# DIRECTION
Search the data for the word "this" and copy every line where it occurs.

# Data extracted from a collection

──────

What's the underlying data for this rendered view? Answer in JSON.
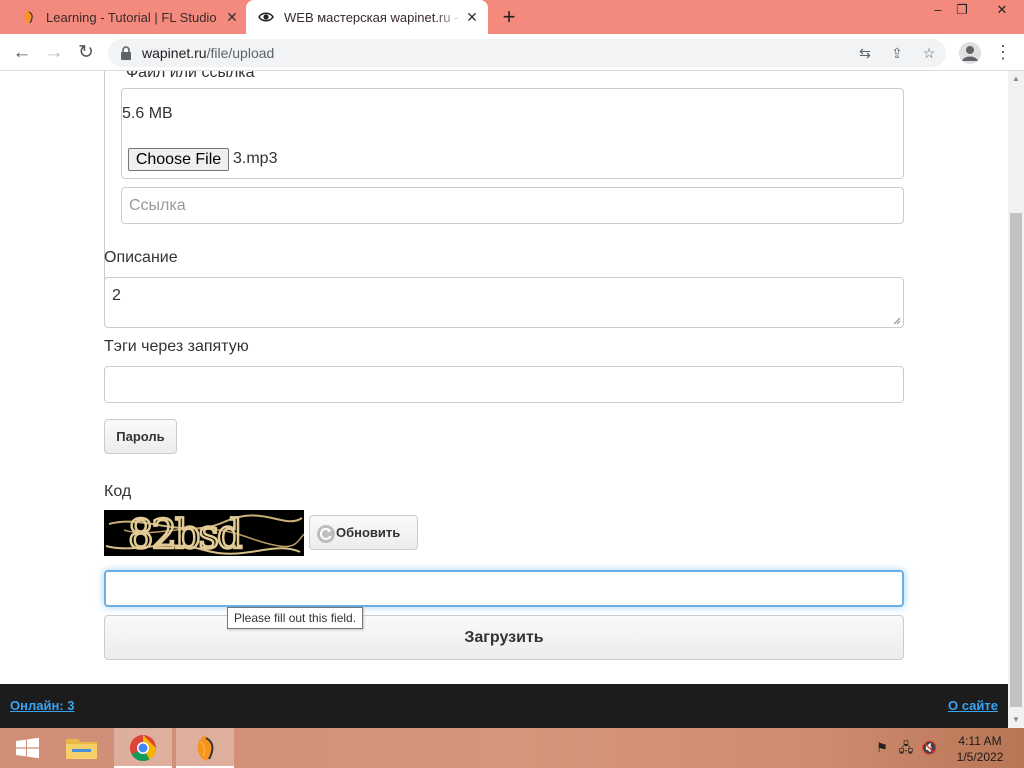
{
  "browser": {
    "tabs": [
      {
        "title": "Learning - Tutorial | FL Studio"
      },
      {
        "title": "WEB мастерская wapinet.ru - За"
      }
    ],
    "new_tab": "+",
    "url_host": "wapinet.ru",
    "url_path": "/file/upload",
    "window_controls": {
      "minimize": "–",
      "restore": "❐",
      "close": "✕"
    }
  },
  "form": {
    "fieldset_legend": "Файл или ссылка",
    "file_size": "5.6 MB",
    "choose_file_label": "Choose File",
    "chosen_file": "3.mp3",
    "link_placeholder": "Ссылка",
    "description_label": "Описание",
    "description_value": "2",
    "tags_label": "Тэги через запятую",
    "tags_value": "",
    "password_button": "Пароль",
    "code_label": "Код",
    "captcha_text": "82bsd",
    "refresh_button": "Обновить",
    "code_value": "",
    "validation_tooltip": "Please fill out this field.",
    "submit_button": "Загрузить"
  },
  "footer": {
    "online": "Онлайн: 3",
    "about": "О сайте"
  },
  "taskbar": {
    "time": "4:11 AM",
    "date": "1/5/2022"
  },
  "colors": {
    "tabstrip": "#f48a7e",
    "link": "#3aa3f0",
    "focus": "#66afe9",
    "footer": "#1c1c1c"
  }
}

──────

# REPLY TO THE EXERCISE
What's the underlying data for this rendered view? Answer in JSON.
    "validation_tooltip": "Please fill out this field.",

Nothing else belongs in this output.